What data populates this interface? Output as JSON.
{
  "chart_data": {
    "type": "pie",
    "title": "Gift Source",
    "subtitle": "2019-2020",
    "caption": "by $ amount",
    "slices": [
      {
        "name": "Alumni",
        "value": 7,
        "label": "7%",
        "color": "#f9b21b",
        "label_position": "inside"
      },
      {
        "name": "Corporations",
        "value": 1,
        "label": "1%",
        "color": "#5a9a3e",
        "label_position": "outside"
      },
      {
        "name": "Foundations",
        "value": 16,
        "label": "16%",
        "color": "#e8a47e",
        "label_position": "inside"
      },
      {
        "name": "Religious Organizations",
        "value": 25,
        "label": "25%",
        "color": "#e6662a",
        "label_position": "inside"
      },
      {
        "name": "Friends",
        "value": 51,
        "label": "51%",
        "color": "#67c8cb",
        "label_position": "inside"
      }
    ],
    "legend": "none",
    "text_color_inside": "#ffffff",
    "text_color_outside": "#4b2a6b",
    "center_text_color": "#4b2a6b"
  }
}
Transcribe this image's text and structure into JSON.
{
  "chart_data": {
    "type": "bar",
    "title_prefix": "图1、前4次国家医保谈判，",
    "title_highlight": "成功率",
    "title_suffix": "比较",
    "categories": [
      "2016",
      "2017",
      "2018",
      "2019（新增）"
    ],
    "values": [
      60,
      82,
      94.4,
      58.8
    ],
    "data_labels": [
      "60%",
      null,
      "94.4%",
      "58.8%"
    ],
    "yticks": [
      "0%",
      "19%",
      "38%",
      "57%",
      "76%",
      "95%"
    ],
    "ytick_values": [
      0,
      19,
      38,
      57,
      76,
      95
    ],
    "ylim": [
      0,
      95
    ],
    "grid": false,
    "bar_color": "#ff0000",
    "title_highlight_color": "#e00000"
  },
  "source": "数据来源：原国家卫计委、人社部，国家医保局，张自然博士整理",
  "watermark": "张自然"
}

§ §

• _The request_
Write out every record shown above, word for word.

• _Exercise solution_
What data populates this interface? Output as JSON.
{
  "chart_data": {
    "type": "pie",
    "title": "Gift Source",
    "subtitle": "2019-2020",
    "caption": "by $ amount",
    "slices": [
      {
        "name": "Alumni",
        "value": 7,
        "label": "7%",
        "color": "#f9b21b",
        "label_position": "inside"
      },
      {
        "name": "Corporations",
        "value": 1,
        "label": "1%",
        "color": "#5a9a3e",
        "label_position": "outside"
      },
      {
        "name": "Foundations",
        "value": 16,
        "label": "16%",
        "color": "#e8a47e",
        "label_position": "inside"
      },
      {
        "name": "Religious Organizations",
        "value": 25,
        "label": "25%",
        "color": "#e6662a",
        "label_position": "inside"
      },
      {
        "name": "Friends",
        "value": 51,
        "label": "51%",
        "color": "#67c8cb",
        "label_position": "inside"
      }
    ],
    "legend": "none",
    "text_color_inside": "#ffffff",
    "text_color_outside": "#4b2a6b",
    "center_text_color": "#4b2a6b"
  }
}
Transcribe this image's text and structure into JSON.
{
  "chart_data": {
    "type": "bar",
    "title_prefix": "图1、前4次国家医保谈判，",
    "title_highlight": "成功率",
    "title_suffix": "比较",
    "categories": [
      "2016",
      "2017",
      "2018",
      "2019（新增）"
    ],
    "values": [
      60,
      82,
      94.4,
      58.8
    ],
    "data_labels": [
      "60%",
      null,
      "94.4%",
      "58.8%"
    ],
    "yticks": [
      "0%",
      "19%",
      "38%",
      "57%",
      "76%",
      "95%"
    ],
    "ytick_values": [
      0,
      19,
      38,
      57,
      76,
      95
    ],
    "ylim": [
      0,
      95
    ],
    "grid": false,
    "bar_color": "#ff0000",
    "title_highlight_color": "#e00000"
  },
  "source": "数据来源：原国家卫计委、人社部，国家医保局，张自然博士整理",
  "watermark": "张自然"
}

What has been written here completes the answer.